__Task objective__:
Write out the listing below exactly, and omit any images you find in it.
====
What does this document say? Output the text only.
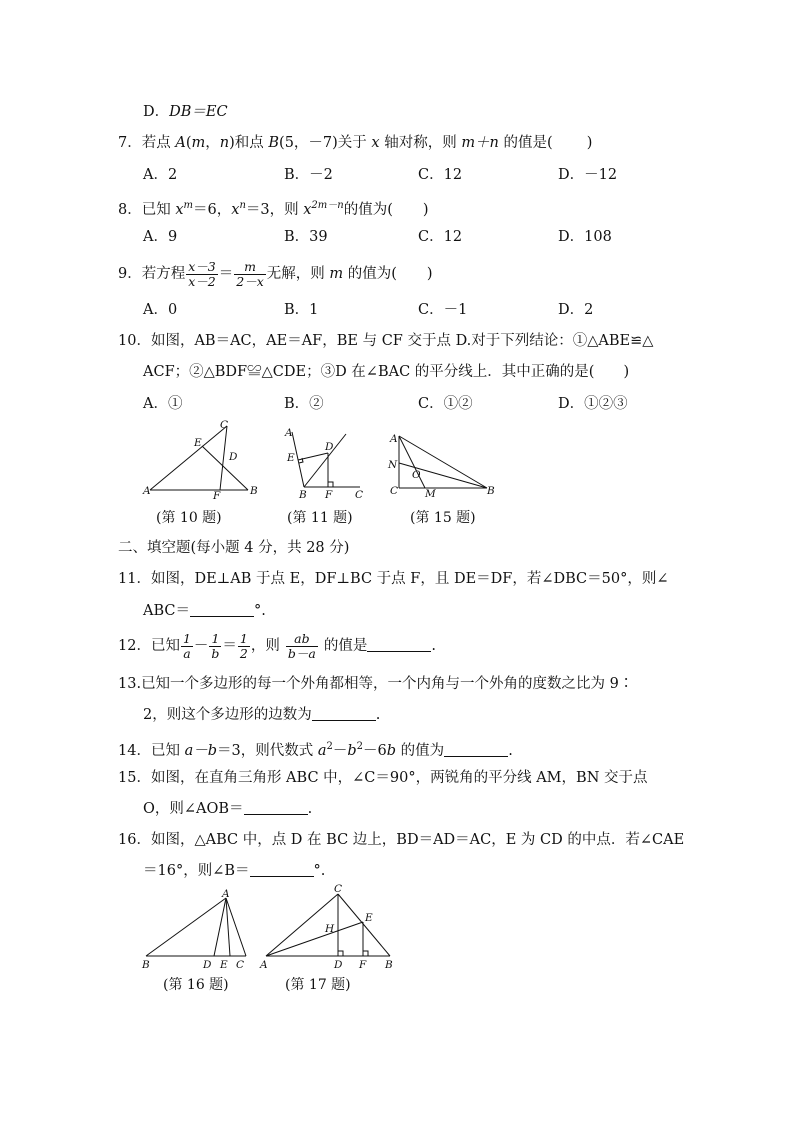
D．DB＝EC
7．若点 A(m，n)和点 B(5，－7)关于 x 轴对称，则 m＋n 的值是( )
A．2	B．－2	C．12	D．－12
8．已知 $x^m=6$，$x^n=3$，则 $x^{2m-n}$的值为( )
A．9	B．39	C．12	D．108
9．若方程 $\frac{x-3}{x-2} = \frac{m}{2-x}$ 无解，则 m 的值为( )
A．0	B．1	C．－1	D．2
10．如图，AB＝AC，AE＝AF，BE 与 CF 交于点 D.对于下列结论：①△ABE≌△
ACF；②△BDF≌△CDE；③D 在∠BAC 的平分线上．其中正确的是(　　)
A．①	B．②	C．①②	D．①②③
A	B
C
D
E
F
A
B	C
D
E
F
A
B
C	M
N
O
(第 10 题)	(第 11 题)	(第 15 题)
二、填空题(每小题 4 分，共 28 分)
11．如图，DE⊥AB 于点 E，DF⊥BC 于点 F，且 DE＝DF，若∠DBC＝50°，则∠
ABC＝	°.
12．已知 $\frac{1}{a} - \frac{1}{b} = \frac{1}{2}$ ，则 $\frac{ab}{b-a}$ 的值是	.
13.已知一个多边形的每一个外角都相等，一个内角与一个外角的度数之比为 9∶
2，则这个多边形的边数为	.
14．已知 a－b＝3，则代数式 $a^2-b^2-6b$ 的值为	.
15．如图，在直角三角形 ABC 中，∠C＝90°，两锐角的平分线 AM，BN 交于点
O，则∠AOB＝	.
16．如图，△ABC 中，点 D 在 BC 边上，BD＝AD＝AC，E 为 CD 的中点．若∠CAE
＝16°，则∠B＝	°.
A
B	C
D E
C
A	B
D
E
F
H
(第 16 题)	(第 17 题)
====
__Solution__:
What does this document say? Output the text only.
D．DB＝EC
7．若点 A(m，n)和点 B(5，－7)关于 x 轴对称，则 m＋n 的值是( )
A．2	B．－2	C．12	D．－12
8．已知 $x^m=6$，$x^n=3$，则 $x^{2m-n}$的值为( )
A．9	B．39	C．12	D．108
9．若方程 $\frac{x-3}{x-2} = \frac{m}{2-x}$ 无解，则 m 的值为( )
A．0	B．1	C．－1	D．2
10．如图，AB＝AC，AE＝AF，BE 与 CF 交于点 D.对于下列结论：①△ABE≌△
ACF；②△BDF≌△CDE；③D 在∠BAC 的平分线上．其中正确的是(　　)
A．①	B．②	C．①②	D．①②③
A	B
C
D
E
F
A
B	C
D
E
F
A
B
C	M
N
O
(第 10 题)	(第 11 题)	(第 15 题)
二、填空题(每小题 4 分，共 28 分)
11．如图，DE⊥AB 于点 E，DF⊥BC 于点 F，且 DE＝DF，若∠DBC＝50°，则∠
ABC＝	°.
12．已知 $\frac{1}{a} - \frac{1}{b} = \frac{1}{2}$ ，则 $\frac{ab}{b-a}$ 的值是	.
13.已知一个多边形的每一个外角都相等，一个内角与一个外角的度数之比为 9∶
2，则这个多边形的边数为	.
14．已知 a－b＝3，则代数式 $a^2-b^2-6b$ 的值为	.
15．如图，在直角三角形 ABC 中，∠C＝90°，两锐角的平分线 AM，BN 交于点
O，则∠AOB＝	.
16．如图，△ABC 中，点 D 在 BC 边上，BD＝AD＝AC，E 为 CD 的中点．若∠CAE
＝16°，则∠B＝	°.
A
B	C
D E
C
A	B
D
E
F
H
(第 16 题)	(第 17 题)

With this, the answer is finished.